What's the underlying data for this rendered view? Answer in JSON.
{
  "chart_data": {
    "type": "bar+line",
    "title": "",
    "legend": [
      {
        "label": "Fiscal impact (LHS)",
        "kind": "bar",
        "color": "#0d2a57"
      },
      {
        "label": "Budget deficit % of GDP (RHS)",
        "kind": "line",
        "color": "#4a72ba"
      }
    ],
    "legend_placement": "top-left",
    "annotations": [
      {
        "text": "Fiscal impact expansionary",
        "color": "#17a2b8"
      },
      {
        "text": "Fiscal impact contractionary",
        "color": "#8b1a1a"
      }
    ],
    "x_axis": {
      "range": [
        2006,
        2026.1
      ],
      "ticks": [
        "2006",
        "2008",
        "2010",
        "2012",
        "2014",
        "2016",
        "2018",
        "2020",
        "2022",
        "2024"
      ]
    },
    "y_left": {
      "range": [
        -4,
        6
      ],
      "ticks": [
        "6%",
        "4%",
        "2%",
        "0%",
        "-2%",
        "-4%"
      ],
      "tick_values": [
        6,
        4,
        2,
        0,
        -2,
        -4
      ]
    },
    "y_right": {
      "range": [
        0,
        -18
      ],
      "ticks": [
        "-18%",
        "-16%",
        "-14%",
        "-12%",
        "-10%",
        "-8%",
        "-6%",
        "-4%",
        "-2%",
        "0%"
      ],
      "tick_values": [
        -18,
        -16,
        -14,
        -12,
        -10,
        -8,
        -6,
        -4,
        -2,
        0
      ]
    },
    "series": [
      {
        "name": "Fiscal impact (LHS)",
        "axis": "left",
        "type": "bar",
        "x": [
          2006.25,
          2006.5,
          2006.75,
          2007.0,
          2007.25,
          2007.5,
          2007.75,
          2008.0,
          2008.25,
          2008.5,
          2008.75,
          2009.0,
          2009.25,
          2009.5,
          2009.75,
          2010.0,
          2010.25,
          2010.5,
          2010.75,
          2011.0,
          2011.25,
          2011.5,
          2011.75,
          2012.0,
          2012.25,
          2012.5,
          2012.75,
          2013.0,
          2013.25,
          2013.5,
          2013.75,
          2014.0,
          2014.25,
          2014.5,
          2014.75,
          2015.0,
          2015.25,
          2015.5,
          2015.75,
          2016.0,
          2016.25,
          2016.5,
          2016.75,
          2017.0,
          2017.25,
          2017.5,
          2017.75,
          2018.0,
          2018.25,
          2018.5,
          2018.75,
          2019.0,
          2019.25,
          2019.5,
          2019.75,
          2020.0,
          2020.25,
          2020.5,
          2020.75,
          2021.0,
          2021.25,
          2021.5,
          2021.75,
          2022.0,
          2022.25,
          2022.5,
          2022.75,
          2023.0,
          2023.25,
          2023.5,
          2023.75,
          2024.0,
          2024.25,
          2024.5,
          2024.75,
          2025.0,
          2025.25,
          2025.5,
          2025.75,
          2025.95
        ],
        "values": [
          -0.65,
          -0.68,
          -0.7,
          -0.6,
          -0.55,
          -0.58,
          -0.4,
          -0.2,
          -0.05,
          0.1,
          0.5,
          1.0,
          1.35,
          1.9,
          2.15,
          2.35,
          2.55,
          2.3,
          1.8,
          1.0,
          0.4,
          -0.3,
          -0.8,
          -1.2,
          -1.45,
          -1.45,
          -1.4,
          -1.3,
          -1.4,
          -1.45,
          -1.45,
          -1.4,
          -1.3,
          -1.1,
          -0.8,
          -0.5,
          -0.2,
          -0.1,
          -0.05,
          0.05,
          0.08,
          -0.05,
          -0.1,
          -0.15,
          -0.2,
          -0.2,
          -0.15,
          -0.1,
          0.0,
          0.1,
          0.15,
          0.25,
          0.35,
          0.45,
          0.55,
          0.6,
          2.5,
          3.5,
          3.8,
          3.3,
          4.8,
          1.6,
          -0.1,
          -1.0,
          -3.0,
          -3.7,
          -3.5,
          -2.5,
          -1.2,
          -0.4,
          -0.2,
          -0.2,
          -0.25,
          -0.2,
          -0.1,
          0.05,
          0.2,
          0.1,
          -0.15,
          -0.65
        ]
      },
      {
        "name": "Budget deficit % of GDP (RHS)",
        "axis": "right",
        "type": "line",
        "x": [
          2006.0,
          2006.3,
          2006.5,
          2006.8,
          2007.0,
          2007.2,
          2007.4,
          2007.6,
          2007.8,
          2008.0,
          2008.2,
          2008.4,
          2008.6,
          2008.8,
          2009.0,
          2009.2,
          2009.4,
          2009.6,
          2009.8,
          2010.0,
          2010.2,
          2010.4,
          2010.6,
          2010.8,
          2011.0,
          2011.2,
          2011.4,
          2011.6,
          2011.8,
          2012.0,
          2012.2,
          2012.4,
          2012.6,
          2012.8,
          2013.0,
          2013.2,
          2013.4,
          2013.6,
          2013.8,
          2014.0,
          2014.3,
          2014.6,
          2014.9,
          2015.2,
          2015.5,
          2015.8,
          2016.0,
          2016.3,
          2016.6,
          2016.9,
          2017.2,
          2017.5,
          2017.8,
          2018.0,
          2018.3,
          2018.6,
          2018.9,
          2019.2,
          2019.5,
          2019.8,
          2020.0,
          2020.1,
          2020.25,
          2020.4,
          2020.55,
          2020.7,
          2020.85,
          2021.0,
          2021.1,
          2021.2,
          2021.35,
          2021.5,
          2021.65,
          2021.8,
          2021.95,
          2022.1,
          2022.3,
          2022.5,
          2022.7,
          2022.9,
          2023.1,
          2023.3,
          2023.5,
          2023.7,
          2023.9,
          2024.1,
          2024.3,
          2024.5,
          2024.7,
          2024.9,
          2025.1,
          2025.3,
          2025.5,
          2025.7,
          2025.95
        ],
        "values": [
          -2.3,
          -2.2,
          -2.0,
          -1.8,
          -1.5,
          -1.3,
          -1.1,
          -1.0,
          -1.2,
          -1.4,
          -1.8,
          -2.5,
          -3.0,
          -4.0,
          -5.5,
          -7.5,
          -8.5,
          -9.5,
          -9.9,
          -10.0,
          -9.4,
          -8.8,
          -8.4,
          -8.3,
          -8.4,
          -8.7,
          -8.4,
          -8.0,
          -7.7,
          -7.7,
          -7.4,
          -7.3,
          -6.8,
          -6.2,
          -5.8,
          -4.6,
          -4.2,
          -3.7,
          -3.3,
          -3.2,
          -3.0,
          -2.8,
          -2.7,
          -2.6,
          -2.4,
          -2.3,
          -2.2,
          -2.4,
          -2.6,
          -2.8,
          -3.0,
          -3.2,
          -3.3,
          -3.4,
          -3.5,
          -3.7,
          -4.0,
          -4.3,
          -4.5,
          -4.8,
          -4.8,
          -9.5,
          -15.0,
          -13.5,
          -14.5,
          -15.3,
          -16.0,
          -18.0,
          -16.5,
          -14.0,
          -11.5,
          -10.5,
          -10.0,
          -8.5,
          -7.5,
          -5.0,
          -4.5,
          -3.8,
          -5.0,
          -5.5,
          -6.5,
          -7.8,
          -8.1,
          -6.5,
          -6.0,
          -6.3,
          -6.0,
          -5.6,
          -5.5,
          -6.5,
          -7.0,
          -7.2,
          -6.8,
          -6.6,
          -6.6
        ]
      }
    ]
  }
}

----

▶ [Stated goal] From the listing above, pick out each line where the word "text" appears.

▶ [Output below]
        "text": "Fiscal impact expansionary",
        "text": "Fiscal impact contractionary",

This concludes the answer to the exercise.